Which lines hold the word "range"? Copy each of them.

[BEGIN]

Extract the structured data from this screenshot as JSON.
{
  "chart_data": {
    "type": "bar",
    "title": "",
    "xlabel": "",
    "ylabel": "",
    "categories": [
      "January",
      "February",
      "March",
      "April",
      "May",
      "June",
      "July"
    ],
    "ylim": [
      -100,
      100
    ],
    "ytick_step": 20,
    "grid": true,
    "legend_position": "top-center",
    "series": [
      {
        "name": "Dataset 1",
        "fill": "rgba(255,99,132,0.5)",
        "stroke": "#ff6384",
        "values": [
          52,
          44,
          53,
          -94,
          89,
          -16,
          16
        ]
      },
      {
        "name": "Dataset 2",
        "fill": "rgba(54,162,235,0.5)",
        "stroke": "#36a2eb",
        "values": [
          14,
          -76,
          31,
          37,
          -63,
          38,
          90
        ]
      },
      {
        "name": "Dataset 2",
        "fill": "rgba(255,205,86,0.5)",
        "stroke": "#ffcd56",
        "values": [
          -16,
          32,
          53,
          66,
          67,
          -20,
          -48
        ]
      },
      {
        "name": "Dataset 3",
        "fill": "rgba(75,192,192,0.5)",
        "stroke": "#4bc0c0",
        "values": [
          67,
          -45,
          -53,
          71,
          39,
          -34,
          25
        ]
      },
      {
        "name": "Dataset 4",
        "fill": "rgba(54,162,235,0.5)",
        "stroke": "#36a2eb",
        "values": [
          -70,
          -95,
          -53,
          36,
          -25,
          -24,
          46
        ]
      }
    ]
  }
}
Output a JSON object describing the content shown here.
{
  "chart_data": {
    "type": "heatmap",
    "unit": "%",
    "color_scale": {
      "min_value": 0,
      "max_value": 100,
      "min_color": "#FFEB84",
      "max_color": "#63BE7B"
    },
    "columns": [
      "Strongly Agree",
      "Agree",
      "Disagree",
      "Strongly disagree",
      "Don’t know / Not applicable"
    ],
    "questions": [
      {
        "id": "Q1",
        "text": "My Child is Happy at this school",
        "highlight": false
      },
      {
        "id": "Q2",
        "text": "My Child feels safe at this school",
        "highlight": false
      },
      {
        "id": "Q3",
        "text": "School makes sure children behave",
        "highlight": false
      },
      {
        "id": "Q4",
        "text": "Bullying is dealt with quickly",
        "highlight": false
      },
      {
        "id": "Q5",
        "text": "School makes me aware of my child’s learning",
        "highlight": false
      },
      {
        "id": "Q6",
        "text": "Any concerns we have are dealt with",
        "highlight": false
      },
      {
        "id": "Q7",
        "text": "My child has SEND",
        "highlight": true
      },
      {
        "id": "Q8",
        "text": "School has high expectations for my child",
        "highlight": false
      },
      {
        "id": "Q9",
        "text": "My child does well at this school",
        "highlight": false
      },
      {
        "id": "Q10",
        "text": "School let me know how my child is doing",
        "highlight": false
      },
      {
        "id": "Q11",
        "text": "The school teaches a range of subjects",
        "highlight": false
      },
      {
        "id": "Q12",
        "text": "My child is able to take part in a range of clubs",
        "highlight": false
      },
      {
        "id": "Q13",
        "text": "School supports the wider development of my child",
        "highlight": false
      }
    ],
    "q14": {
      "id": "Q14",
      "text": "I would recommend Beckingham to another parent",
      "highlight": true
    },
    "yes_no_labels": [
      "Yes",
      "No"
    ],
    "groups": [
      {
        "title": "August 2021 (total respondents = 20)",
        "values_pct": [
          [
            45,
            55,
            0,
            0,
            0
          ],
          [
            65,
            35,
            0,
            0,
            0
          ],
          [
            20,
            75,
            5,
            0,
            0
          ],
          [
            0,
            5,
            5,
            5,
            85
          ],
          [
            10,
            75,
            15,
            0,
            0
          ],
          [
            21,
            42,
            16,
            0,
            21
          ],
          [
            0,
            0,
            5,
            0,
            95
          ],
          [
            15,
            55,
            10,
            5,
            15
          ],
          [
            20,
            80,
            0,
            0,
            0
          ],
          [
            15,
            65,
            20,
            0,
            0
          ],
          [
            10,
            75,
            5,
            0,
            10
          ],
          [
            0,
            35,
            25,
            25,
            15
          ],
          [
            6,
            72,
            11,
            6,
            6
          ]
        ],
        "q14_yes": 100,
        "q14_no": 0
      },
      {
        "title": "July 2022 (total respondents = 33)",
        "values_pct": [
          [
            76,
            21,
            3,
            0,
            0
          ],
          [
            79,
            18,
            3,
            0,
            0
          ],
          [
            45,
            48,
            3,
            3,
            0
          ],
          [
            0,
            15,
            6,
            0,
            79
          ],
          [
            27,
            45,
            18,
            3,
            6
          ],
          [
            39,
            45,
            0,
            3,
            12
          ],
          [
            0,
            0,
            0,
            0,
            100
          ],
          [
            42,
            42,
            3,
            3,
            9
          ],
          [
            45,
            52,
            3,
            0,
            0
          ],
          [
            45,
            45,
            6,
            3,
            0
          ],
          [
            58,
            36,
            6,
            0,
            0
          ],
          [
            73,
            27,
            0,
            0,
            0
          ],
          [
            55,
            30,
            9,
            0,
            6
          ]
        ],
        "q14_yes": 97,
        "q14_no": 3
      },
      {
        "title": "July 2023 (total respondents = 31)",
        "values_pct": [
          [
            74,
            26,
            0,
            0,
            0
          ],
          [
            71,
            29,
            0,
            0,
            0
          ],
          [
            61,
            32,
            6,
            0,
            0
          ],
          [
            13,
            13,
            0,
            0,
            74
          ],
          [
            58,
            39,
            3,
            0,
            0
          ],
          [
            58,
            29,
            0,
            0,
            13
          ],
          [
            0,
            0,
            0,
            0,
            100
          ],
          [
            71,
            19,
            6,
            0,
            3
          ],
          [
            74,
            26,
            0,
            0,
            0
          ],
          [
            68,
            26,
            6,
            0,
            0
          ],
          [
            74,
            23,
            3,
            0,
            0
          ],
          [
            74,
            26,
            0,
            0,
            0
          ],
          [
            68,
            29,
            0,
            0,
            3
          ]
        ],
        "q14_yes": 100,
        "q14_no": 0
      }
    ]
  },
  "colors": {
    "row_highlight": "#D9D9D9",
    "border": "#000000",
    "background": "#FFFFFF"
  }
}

[END]

__Task output__:
        "text": "The school teaches a range of subjects",
        "text": "My child is able to take part in a range of clubs",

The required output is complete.